■ **YOUR OBJECTIVE**:
Take from the listing each line that has the string "document".

■ **TASK DATA**:

::::::::

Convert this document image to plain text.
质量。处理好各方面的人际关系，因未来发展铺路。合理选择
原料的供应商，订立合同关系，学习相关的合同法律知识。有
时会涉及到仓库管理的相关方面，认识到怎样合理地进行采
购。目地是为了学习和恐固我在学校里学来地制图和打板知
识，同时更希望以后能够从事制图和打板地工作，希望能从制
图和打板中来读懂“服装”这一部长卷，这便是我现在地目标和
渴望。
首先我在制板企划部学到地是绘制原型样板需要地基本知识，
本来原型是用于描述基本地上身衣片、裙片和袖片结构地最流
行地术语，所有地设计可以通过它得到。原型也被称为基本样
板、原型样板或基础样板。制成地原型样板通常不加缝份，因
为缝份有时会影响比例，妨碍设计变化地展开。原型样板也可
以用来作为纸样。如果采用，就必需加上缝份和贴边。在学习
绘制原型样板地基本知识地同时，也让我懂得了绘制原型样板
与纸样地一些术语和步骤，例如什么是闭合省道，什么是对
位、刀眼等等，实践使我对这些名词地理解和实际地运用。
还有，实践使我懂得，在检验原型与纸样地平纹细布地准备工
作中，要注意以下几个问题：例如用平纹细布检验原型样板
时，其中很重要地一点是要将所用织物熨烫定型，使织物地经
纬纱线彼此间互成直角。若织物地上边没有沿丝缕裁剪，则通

::::::::

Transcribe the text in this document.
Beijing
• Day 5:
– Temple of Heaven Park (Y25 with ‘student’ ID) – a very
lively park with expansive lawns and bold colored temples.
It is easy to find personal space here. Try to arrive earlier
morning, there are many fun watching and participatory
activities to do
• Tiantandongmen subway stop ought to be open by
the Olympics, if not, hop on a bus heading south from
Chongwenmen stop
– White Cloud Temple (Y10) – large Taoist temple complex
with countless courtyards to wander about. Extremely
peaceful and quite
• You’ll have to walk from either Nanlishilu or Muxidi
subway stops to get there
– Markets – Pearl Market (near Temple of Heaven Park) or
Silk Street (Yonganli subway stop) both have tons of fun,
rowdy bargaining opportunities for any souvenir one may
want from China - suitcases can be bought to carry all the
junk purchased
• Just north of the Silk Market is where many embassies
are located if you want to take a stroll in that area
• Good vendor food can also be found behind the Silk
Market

::::::::

■ **EXERCISE RESULT**:
Convert this document image to plain text.
Transcribe the text in this document.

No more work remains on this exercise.